What you need to do: Reproduce the listing below without any change.

Data excerpts:
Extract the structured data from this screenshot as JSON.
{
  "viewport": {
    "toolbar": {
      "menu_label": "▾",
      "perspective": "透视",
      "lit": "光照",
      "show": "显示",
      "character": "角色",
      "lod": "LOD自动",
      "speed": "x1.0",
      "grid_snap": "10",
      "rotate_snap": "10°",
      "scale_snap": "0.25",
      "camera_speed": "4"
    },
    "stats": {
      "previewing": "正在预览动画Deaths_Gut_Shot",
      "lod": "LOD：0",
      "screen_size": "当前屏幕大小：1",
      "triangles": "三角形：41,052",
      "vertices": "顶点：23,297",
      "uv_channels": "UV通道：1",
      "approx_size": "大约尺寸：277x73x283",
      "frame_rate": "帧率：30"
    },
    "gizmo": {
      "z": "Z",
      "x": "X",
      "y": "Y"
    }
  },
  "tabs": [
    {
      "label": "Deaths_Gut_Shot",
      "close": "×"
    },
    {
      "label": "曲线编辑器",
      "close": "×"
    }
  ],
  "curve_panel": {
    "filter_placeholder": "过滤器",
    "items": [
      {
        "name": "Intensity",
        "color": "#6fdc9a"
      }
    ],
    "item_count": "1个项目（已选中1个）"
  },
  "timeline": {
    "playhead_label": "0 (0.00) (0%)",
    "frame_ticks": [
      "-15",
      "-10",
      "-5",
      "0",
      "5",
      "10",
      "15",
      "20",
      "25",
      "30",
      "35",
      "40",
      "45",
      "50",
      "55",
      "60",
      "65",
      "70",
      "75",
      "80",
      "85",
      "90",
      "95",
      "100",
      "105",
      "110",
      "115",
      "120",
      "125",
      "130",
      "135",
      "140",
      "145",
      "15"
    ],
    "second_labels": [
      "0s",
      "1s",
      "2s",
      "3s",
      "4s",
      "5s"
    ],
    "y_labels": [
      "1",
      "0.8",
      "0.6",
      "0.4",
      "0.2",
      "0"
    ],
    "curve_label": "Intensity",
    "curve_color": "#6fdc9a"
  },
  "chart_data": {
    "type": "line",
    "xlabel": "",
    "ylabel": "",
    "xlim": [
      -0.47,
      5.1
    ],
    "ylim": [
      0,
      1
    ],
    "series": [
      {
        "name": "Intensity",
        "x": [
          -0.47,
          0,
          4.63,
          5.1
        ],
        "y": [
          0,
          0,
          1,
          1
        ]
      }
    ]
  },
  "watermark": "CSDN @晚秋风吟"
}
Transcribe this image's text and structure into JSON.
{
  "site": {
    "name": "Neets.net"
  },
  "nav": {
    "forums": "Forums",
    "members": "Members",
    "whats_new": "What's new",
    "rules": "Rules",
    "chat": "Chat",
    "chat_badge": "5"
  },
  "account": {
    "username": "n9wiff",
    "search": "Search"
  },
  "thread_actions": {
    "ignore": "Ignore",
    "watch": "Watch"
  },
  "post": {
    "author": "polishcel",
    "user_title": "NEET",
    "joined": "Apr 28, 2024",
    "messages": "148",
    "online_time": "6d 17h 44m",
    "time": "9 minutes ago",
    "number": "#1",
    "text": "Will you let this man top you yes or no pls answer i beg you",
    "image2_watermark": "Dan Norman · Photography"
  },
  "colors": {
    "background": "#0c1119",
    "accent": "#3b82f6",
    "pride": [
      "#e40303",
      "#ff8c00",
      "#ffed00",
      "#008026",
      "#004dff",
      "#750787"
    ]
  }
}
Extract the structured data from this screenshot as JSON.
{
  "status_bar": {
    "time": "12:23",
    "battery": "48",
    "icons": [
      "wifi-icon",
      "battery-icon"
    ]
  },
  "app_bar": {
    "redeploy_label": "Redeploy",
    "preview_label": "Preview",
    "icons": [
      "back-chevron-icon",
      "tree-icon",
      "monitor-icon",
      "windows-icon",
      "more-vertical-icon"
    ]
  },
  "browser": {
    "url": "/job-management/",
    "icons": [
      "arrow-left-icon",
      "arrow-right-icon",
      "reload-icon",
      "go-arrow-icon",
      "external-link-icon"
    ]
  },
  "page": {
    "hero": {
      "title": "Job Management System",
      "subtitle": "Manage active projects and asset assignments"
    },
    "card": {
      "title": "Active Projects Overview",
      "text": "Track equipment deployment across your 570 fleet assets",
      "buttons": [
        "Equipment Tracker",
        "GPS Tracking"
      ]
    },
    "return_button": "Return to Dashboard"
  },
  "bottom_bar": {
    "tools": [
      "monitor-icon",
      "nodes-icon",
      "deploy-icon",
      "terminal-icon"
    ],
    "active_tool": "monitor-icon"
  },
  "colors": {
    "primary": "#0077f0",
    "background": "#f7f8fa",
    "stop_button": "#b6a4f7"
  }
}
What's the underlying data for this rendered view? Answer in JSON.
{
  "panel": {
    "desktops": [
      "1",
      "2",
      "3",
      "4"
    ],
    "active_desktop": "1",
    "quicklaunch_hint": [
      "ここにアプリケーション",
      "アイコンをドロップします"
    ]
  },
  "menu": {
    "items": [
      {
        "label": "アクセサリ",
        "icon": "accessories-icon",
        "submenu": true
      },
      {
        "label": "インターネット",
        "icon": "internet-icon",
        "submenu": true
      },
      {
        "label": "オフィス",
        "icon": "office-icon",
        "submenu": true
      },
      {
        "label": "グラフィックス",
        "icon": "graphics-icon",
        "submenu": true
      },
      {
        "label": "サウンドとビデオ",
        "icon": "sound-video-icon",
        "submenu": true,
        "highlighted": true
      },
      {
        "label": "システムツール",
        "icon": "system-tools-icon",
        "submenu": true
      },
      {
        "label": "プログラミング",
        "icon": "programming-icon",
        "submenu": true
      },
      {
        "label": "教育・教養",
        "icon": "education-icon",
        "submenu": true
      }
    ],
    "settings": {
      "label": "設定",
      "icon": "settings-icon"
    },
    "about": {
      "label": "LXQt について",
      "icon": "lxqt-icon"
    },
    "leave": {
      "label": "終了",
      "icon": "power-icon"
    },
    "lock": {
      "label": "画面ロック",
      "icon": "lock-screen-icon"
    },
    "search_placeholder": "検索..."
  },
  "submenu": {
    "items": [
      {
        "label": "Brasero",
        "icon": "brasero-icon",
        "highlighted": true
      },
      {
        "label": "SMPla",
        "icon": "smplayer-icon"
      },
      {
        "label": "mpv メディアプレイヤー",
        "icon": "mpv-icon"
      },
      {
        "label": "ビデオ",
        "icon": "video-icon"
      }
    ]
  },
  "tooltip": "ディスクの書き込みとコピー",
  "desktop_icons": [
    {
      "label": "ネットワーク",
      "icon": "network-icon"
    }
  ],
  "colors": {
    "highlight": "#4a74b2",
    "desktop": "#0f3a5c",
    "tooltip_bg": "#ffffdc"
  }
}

The answer:
Extract the structured data from this screenshot as JSON.
{
  "viewport": {
    "toolbar": {
      "menu_label": "▾",
      "perspective": "透视",
      "lit": "光照",
      "show": "显示",
      "character": "角色",
      "lod": "LOD自动",
      "speed": "x1.0",
      "grid_snap": "10",
      "rotate_snap": "10°",
      "scale_snap": "0.25",
      "camera_speed": "4"
    },
    "stats": {
      "previewing": "正在预览动画Deaths_Gut_Shot",
      "lod": "LOD：0",
      "screen_size": "当前屏幕大小：1",
      "triangles": "三角形：41,052",
      "vertices": "顶点：23,297",
      "uv_channels": "UV通道：1",
      "approx_size": "大约尺寸：277x73x283",
      "frame_rate": "帧率：30"
    },
    "gizmo": {
      "z": "Z",
      "x": "X",
      "y": "Y"
    }
  },
  "tabs": [
    {
      "label": "Deaths_Gut_Shot",
      "close": "×"
    },
    {
      "label": "曲线编辑器",
      "close": "×"
    }
  ],
  "curve_panel": {
    "filter_placeholder": "过滤器",
    "items": [
      {
        "name": "Intensity",
        "color": "#6fdc9a"
      }
    ],
    "item_count": "1个项目（已选中1个）"
  },
  "timeline": {
    "playhead_label": "0 (0.00) (0%)",
    "frame_ticks": [
      "-15",
      "-10",
      "-5",
      "0",
      "5",
      "10",
      "15",
      "20",
      "25",
      "30",
      "35",
      "40",
      "45",
      "50",
      "55",
      "60",
      "65",
      "70",
      "75",
      "80",
      "85",
      "90",
      "95",
      "100",
      "105",
      "110",
      "115",
      "120",
      "125",
      "130",
      "135",
      "140",
      "145",
      "15"
    ],
    "second_labels": [
      "0s",
      "1s",
      "2s",
      "3s",
      "4s",
      "5s"
    ],
    "y_labels": [
      "1",
      "0.8",
      "0.6",
      "0.4",
      "0.2",
      "0"
    ],
    "curve_label": "Intensity",
    "curve_color": "#6fdc9a"
  },
  "chart_data": {
    "type": "line",
    "xlabel": "",
    "ylabel": "",
    "xlim": [
      -0.47,
      5.1
    ],
    "ylim": [
      0,
      1
    ],
    "series": [
      {
        "name": "Intensity",
        "x": [
          -0.47,
          0,
          4.63,
          5.1
        ],
        "y": [
          0,
          0,
          1,
          1
        ]
      }
    ]
  },
  "watermark": "CSDN @晚秋风吟"
}
Transcribe this image's text and structure into JSON.
{
  "site": {
    "name": "Neets.net"
  },
  "nav": {
    "forums": "Forums",
    "members": "Members",
    "whats_new": "What's new",
    "rules": "Rules",
    "chat": "Chat",
    "chat_badge": "5"
  },
  "account": {
    "username": "n9wiff",
    "search": "Search"
  },
  "thread_actions": {
    "ignore": "Ignore",
    "watch": "Watch"
  },
  "post": {
    "author": "polishcel",
    "user_title": "NEET",
    "joined": "Apr 28, 2024",
    "messages": "148",
    "online_time": "6d 17h 44m",
    "time": "9 minutes ago",
    "number": "#1",
    "text": "Will you let this man top you yes or no pls answer i beg you",
    "image2_watermark": "Dan Norman · Photography"
  },
  "colors": {
    "background": "#0c1119",
    "accent": "#3b82f6",
    "pride": [
      "#e40303",
      "#ff8c00",
      "#ffed00",
      "#008026",
      "#004dff",
      "#750787"
    ]
  }
}
Extract the structured data from this screenshot as JSON.
{
  "status_bar": {
    "time": "12:23",
    "battery": "48",
    "icons": [
      "wifi-icon",
      "battery-icon"
    ]
  },
  "app_bar": {
    "redeploy_label": "Redeploy",
    "preview_label": "Preview",
    "icons": [
      "back-chevron-icon",
      "tree-icon",
      "monitor-icon",
      "windows-icon",
      "more-vertical-icon"
    ]
  },
  "browser": {
    "url": "/job-management/",
    "icons": [
      "arrow-left-icon",
      "arrow-right-icon",
      "reload-icon",
      "go-arrow-icon",
      "external-link-icon"
    ]
  },
  "page": {
    "hero": {
      "title": "Job Management System",
      "subtitle": "Manage active projects and asset assignments"
    },
    "card": {
      "title": "Active Projects Overview",
      "text": "Track equipment deployment across your 570 fleet assets",
      "buttons": [
        "Equipment Tracker",
        "GPS Tracking"
      ]
    },
    "return_button": "Return to Dashboard"
  },
  "bottom_bar": {
    "tools": [
      "monitor-icon",
      "nodes-icon",
      "deploy-icon",
      "terminal-icon"
    ],
    "active_tool": "monitor-icon"
  },
  "colors": {
    "primary": "#0077f0",
    "background": "#f7f8fa",
    "stop_button": "#b6a4f7"
  }
}
What's the underlying data for this rendered view? Answer in JSON.
{
  "panel": {
    "desktops": [
      "1",
      "2",
      "3",
      "4"
    ],
    "active_desktop": "1",
    "quicklaunch_hint": [
      "ここにアプリケーション",
      "アイコンをドロップします"
    ]
  },
  "menu": {
    "items": [
      {
        "label": "アクセサリ",
        "icon": "accessories-icon",
        "submenu": true
      },
      {
        "label": "インターネット",
        "icon": "internet-icon",
        "submenu": true
      },
      {
        "label": "オフィス",
        "icon": "office-icon",
        "submenu": true
      },
      {
        "label": "グラフィックス",
        "icon": "graphics-icon",
        "submenu": true
      },
      {
        "label": "サウンドとビデオ",
        "icon": "sound-video-icon",
        "submenu": true,
        "highlighted": true
      },
      {
        "label": "システムツール",
        "icon": "system-tools-icon",
        "submenu": true
      },
      {
        "label": "プログラミング",
        "icon": "programming-icon",
        "submenu": true
      },
      {
        "label": "教育・教養",
        "icon": "education-icon",
        "submenu": true
      }
    ],
    "settings": {
      "label": "設定",
      "icon": "settings-icon"
    },
    "about": {
      "label": "LXQt について",
      "icon": "lxqt-icon"
    },
    "leave": {
      "label": "終了",
      "icon": "power-icon"
    },
    "lock": {
      "label": "画面ロック",
      "icon": "lock-screen-icon"
    },
    "search_placeholder": "検索..."
  },
  "submenu": {
    "items": [
      {
        "label": "Brasero",
        "icon": "brasero-icon",
        "highlighted": true
      },
      {
        "label": "SMPla",
        "icon": "smplayer-icon"
      },
      {
        "label": "mpv メディアプレイヤー",
        "icon": "mpv-icon"
      },
      {
        "label": "ビデオ",
        "icon": "video-icon"
      }
    ]
  },
  "tooltip": "ディスクの書き込みとコピー",
  "desktop_icons": [
    {
      "label": "ネットワーク",
      "icon": "network-icon"
    }
  ],
  "colors": {
    "highlight": "#4a74b2",
    "desktop": "#0f3a5c",
    "tooltip_bg": "#ffffdc"
  }
}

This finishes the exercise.